### Work to complete
Which lines below hold the word "title"? Report each one.

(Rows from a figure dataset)
########
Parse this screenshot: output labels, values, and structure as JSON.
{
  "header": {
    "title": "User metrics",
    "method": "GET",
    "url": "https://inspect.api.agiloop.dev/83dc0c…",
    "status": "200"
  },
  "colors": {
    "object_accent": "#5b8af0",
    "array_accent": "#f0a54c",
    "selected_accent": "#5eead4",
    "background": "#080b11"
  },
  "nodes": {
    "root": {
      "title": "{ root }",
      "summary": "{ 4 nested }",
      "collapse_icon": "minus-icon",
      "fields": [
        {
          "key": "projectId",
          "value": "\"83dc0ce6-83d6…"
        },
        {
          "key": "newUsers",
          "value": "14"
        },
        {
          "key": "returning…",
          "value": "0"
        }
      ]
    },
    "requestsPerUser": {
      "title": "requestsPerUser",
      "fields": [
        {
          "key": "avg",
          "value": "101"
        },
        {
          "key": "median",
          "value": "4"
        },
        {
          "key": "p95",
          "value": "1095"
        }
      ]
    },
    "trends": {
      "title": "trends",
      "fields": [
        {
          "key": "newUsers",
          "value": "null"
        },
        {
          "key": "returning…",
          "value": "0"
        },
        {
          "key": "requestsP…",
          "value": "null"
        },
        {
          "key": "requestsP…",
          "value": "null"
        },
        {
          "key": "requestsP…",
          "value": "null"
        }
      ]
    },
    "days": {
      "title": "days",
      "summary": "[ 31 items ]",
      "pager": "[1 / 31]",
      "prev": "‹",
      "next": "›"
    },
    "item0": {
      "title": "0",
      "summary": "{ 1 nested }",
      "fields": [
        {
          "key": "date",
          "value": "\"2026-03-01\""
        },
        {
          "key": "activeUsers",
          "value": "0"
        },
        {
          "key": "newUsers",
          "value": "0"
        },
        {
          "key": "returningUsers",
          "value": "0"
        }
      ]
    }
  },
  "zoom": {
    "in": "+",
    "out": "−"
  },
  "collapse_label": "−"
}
########
### Output for this task
    "title": "User metrics",
      "title": "{ root }",
      "title": "requestsPerUser",
      "title": "trends",
      "title": "days",
      "title": "0",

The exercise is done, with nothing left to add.